— Directions for this task —
Lines before the one containing "Read all visible content and emit it as JSON." are excluded; print that line and every line after it through the end of the material below, exactly.

- - - -

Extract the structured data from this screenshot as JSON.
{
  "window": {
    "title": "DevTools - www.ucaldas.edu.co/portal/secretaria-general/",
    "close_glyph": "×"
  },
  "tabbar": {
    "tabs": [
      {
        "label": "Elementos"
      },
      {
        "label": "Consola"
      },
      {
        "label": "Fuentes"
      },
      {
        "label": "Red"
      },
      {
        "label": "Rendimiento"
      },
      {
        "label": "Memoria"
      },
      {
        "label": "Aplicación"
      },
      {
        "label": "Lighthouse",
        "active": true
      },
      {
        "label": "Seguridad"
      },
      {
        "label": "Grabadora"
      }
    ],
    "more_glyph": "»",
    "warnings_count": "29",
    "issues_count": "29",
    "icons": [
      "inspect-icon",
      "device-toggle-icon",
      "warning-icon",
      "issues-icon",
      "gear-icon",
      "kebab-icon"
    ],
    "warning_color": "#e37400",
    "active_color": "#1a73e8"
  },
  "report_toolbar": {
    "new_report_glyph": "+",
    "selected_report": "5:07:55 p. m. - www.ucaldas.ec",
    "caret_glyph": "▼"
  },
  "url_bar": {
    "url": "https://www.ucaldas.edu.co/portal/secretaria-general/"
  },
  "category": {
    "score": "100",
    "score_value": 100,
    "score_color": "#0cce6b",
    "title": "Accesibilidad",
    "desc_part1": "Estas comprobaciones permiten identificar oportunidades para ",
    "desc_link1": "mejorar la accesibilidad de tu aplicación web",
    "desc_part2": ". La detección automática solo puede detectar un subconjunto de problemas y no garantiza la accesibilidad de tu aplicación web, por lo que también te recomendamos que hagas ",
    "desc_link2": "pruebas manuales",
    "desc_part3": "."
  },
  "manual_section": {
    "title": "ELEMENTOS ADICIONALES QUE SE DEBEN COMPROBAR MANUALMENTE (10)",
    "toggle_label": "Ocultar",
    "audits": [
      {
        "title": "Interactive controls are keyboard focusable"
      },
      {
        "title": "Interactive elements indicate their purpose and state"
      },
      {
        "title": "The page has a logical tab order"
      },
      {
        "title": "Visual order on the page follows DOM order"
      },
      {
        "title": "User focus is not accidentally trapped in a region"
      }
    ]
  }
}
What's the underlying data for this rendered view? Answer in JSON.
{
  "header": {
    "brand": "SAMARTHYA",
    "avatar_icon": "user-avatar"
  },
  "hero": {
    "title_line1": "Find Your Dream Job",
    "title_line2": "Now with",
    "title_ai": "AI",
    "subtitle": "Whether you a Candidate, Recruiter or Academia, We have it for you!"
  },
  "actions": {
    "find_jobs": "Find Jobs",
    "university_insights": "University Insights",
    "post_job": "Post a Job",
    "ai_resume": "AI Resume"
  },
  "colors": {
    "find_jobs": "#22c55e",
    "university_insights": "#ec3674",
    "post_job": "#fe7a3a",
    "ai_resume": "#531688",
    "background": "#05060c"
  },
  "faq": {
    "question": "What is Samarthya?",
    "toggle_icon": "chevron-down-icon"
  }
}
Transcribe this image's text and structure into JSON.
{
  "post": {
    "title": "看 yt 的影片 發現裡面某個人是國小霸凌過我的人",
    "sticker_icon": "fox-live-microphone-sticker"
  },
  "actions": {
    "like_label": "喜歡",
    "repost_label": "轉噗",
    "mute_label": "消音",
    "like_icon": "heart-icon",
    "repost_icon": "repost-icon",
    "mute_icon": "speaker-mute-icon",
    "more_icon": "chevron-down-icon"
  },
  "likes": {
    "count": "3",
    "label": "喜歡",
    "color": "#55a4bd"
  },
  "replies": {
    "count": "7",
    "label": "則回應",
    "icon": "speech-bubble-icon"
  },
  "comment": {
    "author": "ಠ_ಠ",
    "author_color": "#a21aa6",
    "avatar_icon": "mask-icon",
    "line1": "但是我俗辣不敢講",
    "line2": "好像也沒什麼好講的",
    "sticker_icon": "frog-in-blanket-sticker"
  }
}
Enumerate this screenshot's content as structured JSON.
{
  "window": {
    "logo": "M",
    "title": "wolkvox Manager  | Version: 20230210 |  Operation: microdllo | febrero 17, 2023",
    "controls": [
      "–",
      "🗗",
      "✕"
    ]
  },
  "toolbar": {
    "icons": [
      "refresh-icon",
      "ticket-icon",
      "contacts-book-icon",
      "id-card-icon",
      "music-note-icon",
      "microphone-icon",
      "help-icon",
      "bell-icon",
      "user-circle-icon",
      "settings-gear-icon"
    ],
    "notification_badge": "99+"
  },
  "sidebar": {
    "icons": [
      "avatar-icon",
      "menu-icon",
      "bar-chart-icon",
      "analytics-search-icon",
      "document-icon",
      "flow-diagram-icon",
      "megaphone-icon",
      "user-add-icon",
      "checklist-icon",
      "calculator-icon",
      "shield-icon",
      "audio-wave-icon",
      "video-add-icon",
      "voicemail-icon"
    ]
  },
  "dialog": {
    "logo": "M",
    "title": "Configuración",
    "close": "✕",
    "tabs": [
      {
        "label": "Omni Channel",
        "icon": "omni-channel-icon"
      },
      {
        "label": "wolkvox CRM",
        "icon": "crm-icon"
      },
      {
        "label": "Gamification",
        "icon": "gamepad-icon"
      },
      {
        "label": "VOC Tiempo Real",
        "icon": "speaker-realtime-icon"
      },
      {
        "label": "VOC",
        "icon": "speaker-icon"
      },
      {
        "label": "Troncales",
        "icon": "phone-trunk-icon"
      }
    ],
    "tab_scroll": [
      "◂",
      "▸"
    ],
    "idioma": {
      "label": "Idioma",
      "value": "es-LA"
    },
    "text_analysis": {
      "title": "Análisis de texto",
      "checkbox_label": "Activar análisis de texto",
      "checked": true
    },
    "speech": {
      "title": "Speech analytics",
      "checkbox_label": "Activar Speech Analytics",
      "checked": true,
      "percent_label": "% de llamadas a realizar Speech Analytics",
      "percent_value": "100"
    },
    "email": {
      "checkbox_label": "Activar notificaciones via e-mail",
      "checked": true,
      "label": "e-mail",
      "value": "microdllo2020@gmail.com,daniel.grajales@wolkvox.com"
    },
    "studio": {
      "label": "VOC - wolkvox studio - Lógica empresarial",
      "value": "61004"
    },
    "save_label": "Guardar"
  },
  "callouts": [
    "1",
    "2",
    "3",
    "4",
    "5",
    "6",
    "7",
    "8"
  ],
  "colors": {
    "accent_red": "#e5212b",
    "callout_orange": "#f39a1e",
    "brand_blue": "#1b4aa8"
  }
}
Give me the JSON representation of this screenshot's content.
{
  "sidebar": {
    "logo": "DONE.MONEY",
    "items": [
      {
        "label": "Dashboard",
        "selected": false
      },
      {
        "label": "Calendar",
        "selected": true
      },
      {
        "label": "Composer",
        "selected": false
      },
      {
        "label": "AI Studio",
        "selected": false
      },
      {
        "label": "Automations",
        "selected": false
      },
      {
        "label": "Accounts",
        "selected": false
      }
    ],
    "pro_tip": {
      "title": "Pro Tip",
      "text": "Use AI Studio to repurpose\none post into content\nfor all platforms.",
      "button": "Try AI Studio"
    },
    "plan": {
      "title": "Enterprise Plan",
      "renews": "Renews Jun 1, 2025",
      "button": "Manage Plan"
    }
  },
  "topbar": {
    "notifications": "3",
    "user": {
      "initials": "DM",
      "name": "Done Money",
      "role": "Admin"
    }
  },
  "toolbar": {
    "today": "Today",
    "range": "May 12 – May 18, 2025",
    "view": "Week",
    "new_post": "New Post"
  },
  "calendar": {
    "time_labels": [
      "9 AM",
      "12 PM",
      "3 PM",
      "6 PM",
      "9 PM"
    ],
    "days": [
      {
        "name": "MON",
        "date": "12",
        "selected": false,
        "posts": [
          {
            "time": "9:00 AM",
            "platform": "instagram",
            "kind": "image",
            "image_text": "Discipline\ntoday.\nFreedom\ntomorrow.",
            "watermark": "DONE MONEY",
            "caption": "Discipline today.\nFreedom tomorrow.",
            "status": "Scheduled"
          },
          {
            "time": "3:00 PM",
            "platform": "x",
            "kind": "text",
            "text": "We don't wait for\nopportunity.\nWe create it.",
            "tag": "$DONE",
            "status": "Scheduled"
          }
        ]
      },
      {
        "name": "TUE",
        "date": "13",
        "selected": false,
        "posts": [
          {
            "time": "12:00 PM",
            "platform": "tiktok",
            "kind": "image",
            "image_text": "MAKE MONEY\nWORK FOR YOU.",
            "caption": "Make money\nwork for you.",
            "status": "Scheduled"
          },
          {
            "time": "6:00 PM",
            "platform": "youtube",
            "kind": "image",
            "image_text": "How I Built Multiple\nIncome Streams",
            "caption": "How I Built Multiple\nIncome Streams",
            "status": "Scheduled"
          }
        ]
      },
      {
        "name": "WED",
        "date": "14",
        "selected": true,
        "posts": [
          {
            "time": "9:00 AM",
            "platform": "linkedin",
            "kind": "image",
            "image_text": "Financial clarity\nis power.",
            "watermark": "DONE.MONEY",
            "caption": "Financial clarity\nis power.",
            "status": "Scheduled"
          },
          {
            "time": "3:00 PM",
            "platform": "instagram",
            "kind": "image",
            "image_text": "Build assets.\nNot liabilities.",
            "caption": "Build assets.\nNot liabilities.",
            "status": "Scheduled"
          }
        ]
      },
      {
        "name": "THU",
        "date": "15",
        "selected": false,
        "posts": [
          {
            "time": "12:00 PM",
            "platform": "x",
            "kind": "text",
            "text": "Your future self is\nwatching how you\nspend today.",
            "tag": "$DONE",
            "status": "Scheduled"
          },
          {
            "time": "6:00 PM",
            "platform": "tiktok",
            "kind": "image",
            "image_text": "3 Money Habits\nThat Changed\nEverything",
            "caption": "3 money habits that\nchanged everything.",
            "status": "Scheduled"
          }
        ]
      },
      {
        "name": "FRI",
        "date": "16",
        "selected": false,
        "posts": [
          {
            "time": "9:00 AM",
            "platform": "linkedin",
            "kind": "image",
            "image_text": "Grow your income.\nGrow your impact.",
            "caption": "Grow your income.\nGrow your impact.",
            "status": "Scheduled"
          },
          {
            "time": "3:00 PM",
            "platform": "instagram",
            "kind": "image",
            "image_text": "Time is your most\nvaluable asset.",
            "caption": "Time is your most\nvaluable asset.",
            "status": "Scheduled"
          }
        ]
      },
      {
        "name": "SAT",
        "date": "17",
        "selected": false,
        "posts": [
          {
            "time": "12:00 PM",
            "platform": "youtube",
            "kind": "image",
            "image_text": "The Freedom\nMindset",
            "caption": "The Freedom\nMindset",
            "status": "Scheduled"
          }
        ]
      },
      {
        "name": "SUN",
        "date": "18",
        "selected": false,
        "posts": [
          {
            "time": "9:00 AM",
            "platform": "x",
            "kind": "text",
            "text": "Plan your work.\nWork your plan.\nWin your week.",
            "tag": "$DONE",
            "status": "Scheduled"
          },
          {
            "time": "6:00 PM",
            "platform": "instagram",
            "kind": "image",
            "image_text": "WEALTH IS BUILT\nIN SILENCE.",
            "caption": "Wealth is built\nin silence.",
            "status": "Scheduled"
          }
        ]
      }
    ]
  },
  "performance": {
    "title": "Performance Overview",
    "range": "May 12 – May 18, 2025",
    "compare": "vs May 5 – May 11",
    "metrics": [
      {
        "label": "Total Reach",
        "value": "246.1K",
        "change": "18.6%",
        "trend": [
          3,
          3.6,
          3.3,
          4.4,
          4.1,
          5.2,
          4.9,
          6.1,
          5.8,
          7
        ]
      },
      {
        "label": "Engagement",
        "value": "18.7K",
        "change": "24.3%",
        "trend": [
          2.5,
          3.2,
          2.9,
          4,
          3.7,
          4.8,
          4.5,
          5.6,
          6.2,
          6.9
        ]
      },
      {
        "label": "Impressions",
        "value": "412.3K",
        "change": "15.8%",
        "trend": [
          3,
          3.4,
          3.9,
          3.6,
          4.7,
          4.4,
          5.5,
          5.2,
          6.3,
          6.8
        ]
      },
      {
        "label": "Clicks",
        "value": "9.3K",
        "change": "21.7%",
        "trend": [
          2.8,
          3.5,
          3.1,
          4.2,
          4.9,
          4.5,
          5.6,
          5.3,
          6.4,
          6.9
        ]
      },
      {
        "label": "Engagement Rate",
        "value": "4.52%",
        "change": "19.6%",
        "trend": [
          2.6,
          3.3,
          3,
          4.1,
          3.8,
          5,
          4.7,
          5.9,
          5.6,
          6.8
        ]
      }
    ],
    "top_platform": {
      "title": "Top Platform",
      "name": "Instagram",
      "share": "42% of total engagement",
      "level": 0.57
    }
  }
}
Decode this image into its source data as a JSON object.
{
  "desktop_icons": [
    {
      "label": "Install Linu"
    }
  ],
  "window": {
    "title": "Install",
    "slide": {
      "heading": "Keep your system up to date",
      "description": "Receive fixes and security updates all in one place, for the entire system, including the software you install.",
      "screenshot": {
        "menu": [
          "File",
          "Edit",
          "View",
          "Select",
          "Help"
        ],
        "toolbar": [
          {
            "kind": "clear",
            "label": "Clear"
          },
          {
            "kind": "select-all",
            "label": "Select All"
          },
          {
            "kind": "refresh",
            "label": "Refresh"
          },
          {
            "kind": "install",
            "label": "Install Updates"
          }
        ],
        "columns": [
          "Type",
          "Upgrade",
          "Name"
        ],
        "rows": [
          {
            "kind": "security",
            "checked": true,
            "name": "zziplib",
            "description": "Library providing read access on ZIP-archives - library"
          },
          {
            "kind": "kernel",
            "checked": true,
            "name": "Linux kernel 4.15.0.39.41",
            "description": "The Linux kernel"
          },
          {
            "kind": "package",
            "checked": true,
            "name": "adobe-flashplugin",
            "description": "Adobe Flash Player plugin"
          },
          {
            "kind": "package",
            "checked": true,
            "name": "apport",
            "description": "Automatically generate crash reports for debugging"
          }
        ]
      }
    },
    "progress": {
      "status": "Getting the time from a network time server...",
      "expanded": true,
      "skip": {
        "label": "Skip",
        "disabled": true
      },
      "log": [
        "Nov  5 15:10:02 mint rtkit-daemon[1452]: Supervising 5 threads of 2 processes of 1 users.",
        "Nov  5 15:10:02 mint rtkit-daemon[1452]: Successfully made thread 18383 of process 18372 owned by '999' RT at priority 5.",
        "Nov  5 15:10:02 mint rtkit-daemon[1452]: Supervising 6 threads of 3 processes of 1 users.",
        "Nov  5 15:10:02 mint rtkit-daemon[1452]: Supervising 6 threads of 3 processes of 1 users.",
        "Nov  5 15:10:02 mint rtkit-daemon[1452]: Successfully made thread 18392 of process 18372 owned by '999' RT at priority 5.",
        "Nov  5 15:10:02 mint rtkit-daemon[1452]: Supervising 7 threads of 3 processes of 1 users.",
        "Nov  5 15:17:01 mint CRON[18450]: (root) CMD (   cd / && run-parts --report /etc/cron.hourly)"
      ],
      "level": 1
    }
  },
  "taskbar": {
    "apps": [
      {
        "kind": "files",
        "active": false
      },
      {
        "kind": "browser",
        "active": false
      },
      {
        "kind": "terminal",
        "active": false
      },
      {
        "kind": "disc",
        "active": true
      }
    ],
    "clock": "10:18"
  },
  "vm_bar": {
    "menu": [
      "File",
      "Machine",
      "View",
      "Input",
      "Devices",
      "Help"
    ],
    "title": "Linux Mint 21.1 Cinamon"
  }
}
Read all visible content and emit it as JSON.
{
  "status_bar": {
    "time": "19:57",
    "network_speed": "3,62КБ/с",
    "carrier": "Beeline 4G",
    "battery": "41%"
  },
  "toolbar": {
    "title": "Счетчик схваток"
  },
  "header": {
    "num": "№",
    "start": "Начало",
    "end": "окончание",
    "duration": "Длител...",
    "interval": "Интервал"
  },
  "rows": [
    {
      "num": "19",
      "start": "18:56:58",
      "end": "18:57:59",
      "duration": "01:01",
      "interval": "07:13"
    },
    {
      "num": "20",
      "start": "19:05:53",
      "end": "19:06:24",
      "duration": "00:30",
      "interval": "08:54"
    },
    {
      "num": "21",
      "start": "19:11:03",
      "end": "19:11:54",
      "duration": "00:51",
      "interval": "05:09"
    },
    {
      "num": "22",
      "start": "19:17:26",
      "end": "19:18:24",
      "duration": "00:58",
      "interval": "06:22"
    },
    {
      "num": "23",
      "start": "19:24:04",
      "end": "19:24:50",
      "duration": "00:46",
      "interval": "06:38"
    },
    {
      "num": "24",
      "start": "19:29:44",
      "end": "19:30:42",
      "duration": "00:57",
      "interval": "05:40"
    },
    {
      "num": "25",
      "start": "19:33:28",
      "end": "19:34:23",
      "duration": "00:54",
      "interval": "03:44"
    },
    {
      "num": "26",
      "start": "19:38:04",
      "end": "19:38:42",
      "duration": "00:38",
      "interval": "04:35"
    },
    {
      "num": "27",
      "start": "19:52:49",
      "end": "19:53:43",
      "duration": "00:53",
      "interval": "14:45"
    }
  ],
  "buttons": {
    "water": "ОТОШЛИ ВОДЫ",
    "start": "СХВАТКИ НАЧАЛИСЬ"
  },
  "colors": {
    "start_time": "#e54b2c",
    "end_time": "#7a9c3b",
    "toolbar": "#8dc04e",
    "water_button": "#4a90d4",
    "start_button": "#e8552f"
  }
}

- - - -

— Exercise output —
Read all visible content and emit it as JSON.
{
  "status_bar": {
    "time": "19:57",
    "network_speed": "3,62КБ/с",
    "carrier": "Beeline 4G",
    "battery": "41%"
  },
  "toolbar": {
    "title": "Счетчик схваток"
  },
  "header": {
    "num": "№",
    "start": "Начало",
    "end": "окончание",
    "duration": "Длител...",
    "interval": "Интервал"
  },
  "rows": [
    {
      "num": "19",
      "start": "18:56:58",
      "end": "18:57:59",
      "duration": "01:01",
      "interval": "07:13"
    },
    {
      "num": "20",
      "start": "19:05:53",
      "end": "19:06:24",
      "duration": "00:30",
      "interval": "08:54"
    },
    {
      "num": "21",
      "start": "19:11:03",
      "end": "19:11:54",
      "duration": "00:51",
      "interval": "05:09"
    },
    {
      "num": "22",
      "start": "19:17:26",
      "end": "19:18:24",
      "duration": "00:58",
      "interval": "06:22"
    },
    {
      "num": "23",
      "start": "19:24:04",
      "end": "19:24:50",
      "duration": "00:46",
      "interval": "06:38"
    },
    {
      "num": "24",
      "start": "19:29:44",
      "end": "19:30:42",
      "duration": "00:57",
      "interval": "05:40"
    },
    {
      "num": "25",
      "start": "19:33:28",
      "end": "19:34:23",
      "duration": "00:54",
      "interval": "03:44"
    },
    {
      "num": "26",
      "start": "19:38:04",
      "end": "19:38:42",
      "duration": "00:38",
      "interval": "04:35"
    },
    {
      "num": "27",
      "start": "19:52:49",
      "end": "19:53:43",
      "duration": "00:53",
      "interval": "14:45"
    }
  ],
  "buttons": {
    "water": "ОТОШЛИ ВОДЫ",
    "start": "СХВАТКИ НАЧАЛИСЬ"
  },
  "colors": {
    "start_time": "#e54b2c",
    "end_time": "#7a9c3b",
    "toolbar": "#8dc04e",
    "water_button": "#4a90d4",
    "start_button": "#e8552f"
  }
}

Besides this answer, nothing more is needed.